┌─ Document text
2020 Women's European Championship
- Countries: Netherlands Russia Spain

Final positions
- Champions: Spain
- Runner-up: Russia

Tournament statistics
- Matches played: 3

= 2020 Rugby Europe Women's Championship =

The 2020 Rugby Europe Women's Championship was the 24th edition of Rugby Europe's top division competition for women's national rugby union teams outside the Six Nations, and the twelfth such tournament for which the European Championship title was awarded. Spain won the title and advanced to the European Qualification Tournament to decide teams for the 2021 Rugby World Cup, with the winner of that tournament qualifying for the World Cup and the runner-up progressing to the repechage.
└─
┌─ Information provided
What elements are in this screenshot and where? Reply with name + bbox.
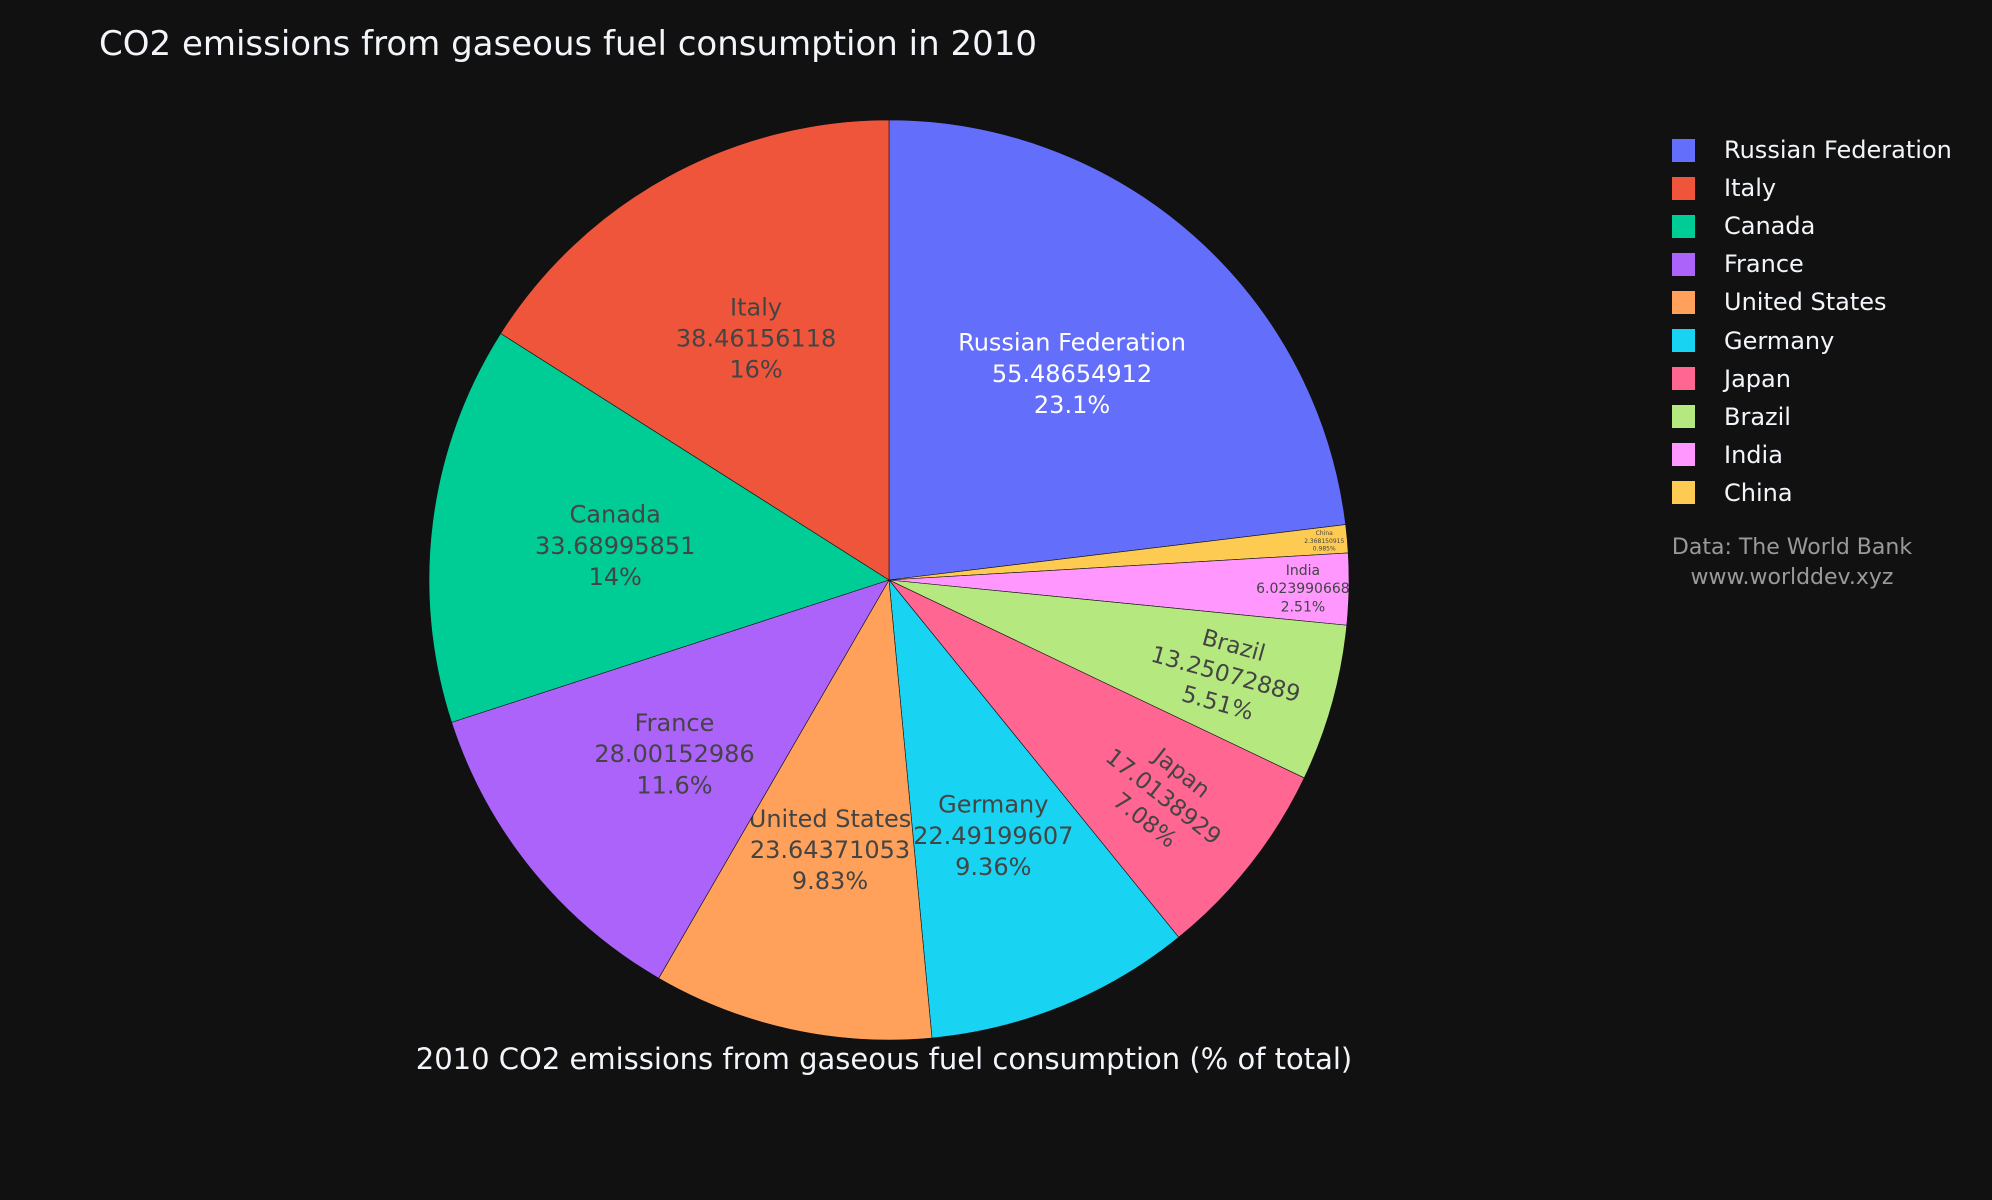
└─
▶ [Exercises]
- a) Which country finished as runner-up in the 2020 tournament, according to the rugby championship text?
- b) Please carry the rugby championship text forward from its final sentence.

▶ [Task-by-task outputs]
- a) Russia

- b)
The tournament was held from 7 March to 11 April 2020 as a knockout competition, with the three highest ranked teams in Europe not participating in the Women's Six Nations competing.

==Format==
Unlike the previous year, the tournament is a round-robin tournament in which each team will face each other once.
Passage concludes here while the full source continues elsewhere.